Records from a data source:
━━━━━━

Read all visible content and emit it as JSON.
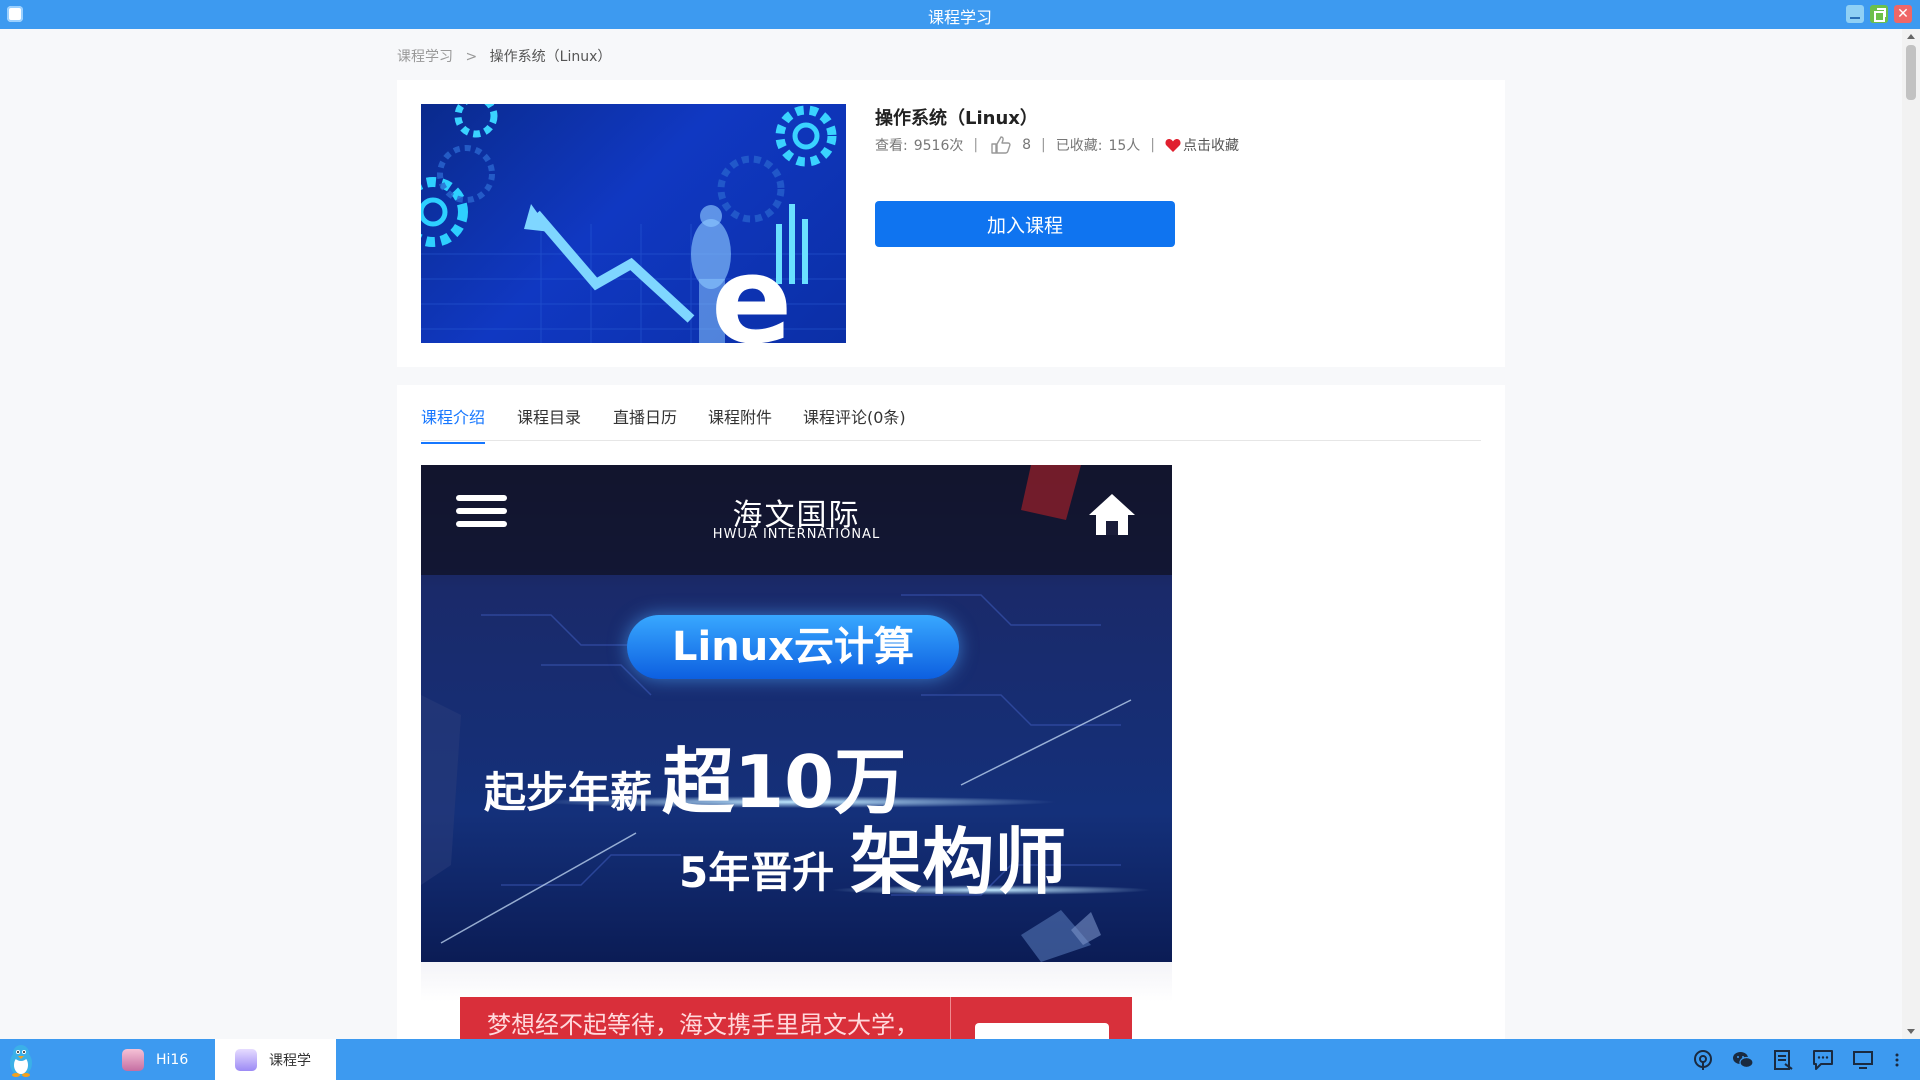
{
  "window": {
    "title": "课程学习"
  },
  "breadcrumb": {
    "root": "课程学习",
    "separator": ">",
    "current": "操作系统（Linux）"
  },
  "course": {
    "title": "操作系统（Linux）",
    "views_label": "查看:",
    "views_value": "9516次",
    "likes": "8",
    "favorites_label": "已收藏:",
    "favorites_value": "15人",
    "favorite_action": "点击收藏",
    "join_button": "加入课程"
  },
  "tabs": [
    {
      "label": "课程介绍",
      "active": true
    },
    {
      "label": "课程目录",
      "active": false
    },
    {
      "label": "直播日历",
      "active": false
    },
    {
      "label": "课程附件",
      "active": false
    },
    {
      "label": "课程评论(0条)",
      "active": false
    }
  ],
  "banner": {
    "logo": "海文国际",
    "logo_sub": "HWUA INTERNATIONAL",
    "pill": "Linux云计算",
    "line1_small": "起步年薪",
    "line1_big": "超10万",
    "line2_small": "5年晋升",
    "line2_big": "架构师"
  },
  "banner2": {
    "text": "梦想经不起等待，海文携手里昂文大学，"
  },
  "taskbar": {
    "items": [
      {
        "label": "Hi16",
        "active": false
      },
      {
        "label": "课程学",
        "active": true
      }
    ],
    "tray_icons": [
      "hotspot-icon",
      "wechat-icon",
      "notes-icon",
      "chat-icon",
      "display-icon",
      "more-icon"
    ]
  },
  "colors": {
    "accent": "#1677ff",
    "titlebar": "#3d9af0",
    "join_button": "#0f74f0",
    "heart": "#e0202f"
  }
}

━━━━━━

Quote the records above exactly, leaving out any pictures.

Read all visible content and emit it as JSON.
{
  "window": {
    "title": "课程学习"
  },
  "breadcrumb": {
    "root": "课程学习",
    "separator": ">",
    "current": "操作系统（Linux）"
  },
  "course": {
    "title": "操作系统（Linux）",
    "views_label": "查看:",
    "views_value": "9516次",
    "likes": "8",
    "favorites_label": "已收藏:",
    "favorites_value": "15人",
    "favorite_action": "点击收藏",
    "join_button": "加入课程"
  },
  "tabs": [
    {
      "label": "课程介绍",
      "active": true
    },
    {
      "label": "课程目录",
      "active": false
    },
    {
      "label": "直播日历",
      "active": false
    },
    {
      "label": "课程附件",
      "active": false
    },
    {
      "label": "课程评论(0条)",
      "active": false
    }
  ],
  "banner": {
    "logo": "海文国际",
    "logo_sub": "HWUA INTERNATIONAL",
    "pill": "Linux云计算",
    "line1_small": "起步年薪",
    "line1_big": "超10万",
    "line2_small": "5年晋升",
    "line2_big": "架构师"
  },
  "banner2": {
    "text": "梦想经不起等待，海文携手里昂文大学，"
  },
  "taskbar": {
    "items": [
      {
        "label": "Hi16",
        "active": false
      },
      {
        "label": "课程学",
        "active": true
      }
    ],
    "tray_icons": [
      "hotspot-icon",
      "wechat-icon",
      "notes-icon",
      "chat-icon",
      "display-icon",
      "more-icon"
    ]
  },
  "colors": {
    "accent": "#1677ff",
    "titlebar": "#3d9af0",
    "join_button": "#0f74f0",
    "heart": "#e0202f"
  }
}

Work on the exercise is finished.